▶ _RECORDS FOR THE TASK_
---------------
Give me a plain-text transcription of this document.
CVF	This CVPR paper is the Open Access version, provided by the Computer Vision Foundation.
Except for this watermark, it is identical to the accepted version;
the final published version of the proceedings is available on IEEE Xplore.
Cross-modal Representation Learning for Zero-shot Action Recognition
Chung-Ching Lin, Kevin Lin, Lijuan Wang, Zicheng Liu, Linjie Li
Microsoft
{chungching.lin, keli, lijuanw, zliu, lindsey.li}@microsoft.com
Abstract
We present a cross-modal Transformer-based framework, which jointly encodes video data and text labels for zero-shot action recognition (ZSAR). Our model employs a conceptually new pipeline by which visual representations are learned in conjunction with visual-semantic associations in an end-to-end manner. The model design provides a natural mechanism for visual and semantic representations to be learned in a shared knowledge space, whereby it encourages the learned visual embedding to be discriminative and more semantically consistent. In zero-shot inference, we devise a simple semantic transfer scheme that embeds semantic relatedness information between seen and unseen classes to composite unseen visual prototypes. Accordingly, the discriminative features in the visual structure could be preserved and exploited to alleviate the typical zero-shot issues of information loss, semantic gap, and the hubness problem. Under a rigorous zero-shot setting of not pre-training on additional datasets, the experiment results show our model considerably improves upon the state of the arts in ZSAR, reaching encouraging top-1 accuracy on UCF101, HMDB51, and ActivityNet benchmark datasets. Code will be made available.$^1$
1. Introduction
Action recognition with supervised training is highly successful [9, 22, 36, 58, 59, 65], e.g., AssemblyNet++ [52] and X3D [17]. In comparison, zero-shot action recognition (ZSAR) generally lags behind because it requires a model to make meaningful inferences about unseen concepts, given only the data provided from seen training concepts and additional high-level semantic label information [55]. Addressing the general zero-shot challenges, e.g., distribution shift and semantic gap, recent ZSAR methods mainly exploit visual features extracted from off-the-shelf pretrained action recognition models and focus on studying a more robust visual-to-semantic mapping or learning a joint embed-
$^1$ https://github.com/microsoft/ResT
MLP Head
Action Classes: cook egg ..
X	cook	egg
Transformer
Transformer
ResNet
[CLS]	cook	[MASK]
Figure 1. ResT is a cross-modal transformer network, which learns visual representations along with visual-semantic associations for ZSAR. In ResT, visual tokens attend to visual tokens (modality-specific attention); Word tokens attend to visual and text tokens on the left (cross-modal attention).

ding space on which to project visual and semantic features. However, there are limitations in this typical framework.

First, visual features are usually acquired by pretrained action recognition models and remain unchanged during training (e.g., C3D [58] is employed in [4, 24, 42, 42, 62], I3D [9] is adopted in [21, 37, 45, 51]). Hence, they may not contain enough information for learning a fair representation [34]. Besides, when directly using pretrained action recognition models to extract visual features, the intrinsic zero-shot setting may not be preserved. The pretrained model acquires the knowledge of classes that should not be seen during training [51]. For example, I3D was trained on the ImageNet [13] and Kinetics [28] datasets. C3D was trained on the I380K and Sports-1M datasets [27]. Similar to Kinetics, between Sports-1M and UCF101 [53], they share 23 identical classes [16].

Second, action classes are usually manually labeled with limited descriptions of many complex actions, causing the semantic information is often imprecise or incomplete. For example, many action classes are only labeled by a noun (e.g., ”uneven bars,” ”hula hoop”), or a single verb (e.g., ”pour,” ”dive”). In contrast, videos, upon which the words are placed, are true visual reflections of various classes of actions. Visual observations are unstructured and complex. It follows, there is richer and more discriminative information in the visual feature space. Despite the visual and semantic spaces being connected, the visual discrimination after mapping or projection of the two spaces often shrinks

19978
---------------
▶ _TASK BRIEF_
Gather each line of the listing that holds the string "cook".

▶ _WRITTEN SOLUTION_
Action Classes: cook egg ..
X	cook	egg
[CLS]	cook	[MASK]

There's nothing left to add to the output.